## RECORD SET
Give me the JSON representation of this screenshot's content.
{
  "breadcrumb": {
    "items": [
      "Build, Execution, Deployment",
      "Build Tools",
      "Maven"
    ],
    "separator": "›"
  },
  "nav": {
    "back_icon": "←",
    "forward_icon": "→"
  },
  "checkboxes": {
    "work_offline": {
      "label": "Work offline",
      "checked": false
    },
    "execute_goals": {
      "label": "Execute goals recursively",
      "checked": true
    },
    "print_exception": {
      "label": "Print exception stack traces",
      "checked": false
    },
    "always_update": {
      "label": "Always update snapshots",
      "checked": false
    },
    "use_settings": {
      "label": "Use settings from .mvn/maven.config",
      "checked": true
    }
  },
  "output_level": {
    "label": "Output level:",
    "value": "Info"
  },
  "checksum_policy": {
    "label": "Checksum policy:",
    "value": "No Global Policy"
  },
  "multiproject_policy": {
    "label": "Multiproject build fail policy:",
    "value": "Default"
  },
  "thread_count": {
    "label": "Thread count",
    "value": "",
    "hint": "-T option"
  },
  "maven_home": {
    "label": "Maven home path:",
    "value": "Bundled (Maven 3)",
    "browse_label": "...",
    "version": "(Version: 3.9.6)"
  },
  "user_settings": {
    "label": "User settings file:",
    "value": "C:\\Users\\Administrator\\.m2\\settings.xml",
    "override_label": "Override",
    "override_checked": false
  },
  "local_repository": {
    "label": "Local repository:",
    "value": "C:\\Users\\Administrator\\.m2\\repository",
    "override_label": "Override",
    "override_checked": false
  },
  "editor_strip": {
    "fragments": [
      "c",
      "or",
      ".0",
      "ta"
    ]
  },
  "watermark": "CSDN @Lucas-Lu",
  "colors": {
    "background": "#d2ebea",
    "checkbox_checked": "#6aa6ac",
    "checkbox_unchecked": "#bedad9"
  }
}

## WHAT IS NEEDED
Your task is to print the whole listing again exactly.

## SOLUTION FOR THIS EXERCISE
Give me the JSON representation of this screenshot's content.
{
  "breadcrumb": {
    "items": [
      "Build, Execution, Deployment",
      "Build Tools",
      "Maven"
    ],
    "separator": "›"
  },
  "nav": {
    "back_icon": "←",
    "forward_icon": "→"
  },
  "checkboxes": {
    "work_offline": {
      "label": "Work offline",
      "checked": false
    },
    "execute_goals": {
      "label": "Execute goals recursively",
      "checked": true
    },
    "print_exception": {
      "label": "Print exception stack traces",
      "checked": false
    },
    "always_update": {
      "label": "Always update snapshots",
      "checked": false
    },
    "use_settings": {
      "label": "Use settings from .mvn/maven.config",
      "checked": true
    }
  },
  "output_level": {
    "label": "Output level:",
    "value": "Info"
  },
  "checksum_policy": {
    "label": "Checksum policy:",
    "value": "No Global Policy"
  },
  "multiproject_policy": {
    "label": "Multiproject build fail policy:",
    "value": "Default"
  },
  "thread_count": {
    "label": "Thread count",
    "value": "",
    "hint": "-T option"
  },
  "maven_home": {
    "label": "Maven home path:",
    "value": "Bundled (Maven 3)",
    "browse_label": "...",
    "version": "(Version: 3.9.6)"
  },
  "user_settings": {
    "label": "User settings file:",
    "value": "C:\\Users\\Administrator\\.m2\\settings.xml",
    "override_label": "Override",
    "override_checked": false
  },
  "local_repository": {
    "label": "Local repository:",
    "value": "C:\\Users\\Administrator\\.m2\\repository",
    "override_label": "Override",
    "override_checked": false
  },
  "editor_strip": {
    "fragments": [
      "c",
      "or",
      ".0",
      "ta"
    ]
  },
  "watermark": "CSDN @Lucas-Lu",
  "colors": {
    "background": "#d2ebea",
    "checkbox_checked": "#6aa6ac",
    "checkbox_unchecked": "#bedad9"
  }
}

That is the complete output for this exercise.